# Given request:
Report, as a bare number, how many lines of the material below contain the word "Chelmsford".

**** Entries shown ****

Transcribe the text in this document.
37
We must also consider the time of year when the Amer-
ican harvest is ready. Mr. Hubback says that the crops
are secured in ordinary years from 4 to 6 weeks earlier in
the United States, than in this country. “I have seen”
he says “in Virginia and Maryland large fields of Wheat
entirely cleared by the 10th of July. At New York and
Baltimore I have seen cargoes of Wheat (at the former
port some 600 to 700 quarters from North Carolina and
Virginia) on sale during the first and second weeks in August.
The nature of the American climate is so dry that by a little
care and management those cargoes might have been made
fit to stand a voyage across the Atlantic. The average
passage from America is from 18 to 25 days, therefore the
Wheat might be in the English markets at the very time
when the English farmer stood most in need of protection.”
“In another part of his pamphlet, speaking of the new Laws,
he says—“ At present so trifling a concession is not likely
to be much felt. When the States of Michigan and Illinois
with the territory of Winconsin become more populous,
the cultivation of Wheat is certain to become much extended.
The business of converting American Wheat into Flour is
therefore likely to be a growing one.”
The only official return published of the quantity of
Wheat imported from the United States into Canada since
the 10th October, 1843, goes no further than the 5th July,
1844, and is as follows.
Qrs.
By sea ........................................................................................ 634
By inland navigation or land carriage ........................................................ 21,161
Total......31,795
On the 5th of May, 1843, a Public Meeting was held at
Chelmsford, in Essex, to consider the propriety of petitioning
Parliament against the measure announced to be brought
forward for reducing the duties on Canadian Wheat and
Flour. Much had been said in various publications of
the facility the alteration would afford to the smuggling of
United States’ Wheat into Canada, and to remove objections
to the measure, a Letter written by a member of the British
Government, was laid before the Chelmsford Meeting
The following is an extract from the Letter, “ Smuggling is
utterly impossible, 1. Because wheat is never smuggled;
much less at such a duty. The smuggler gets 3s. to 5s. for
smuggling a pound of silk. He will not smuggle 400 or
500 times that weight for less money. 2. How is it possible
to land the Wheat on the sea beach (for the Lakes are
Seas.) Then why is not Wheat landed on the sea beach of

****

# Final result:
2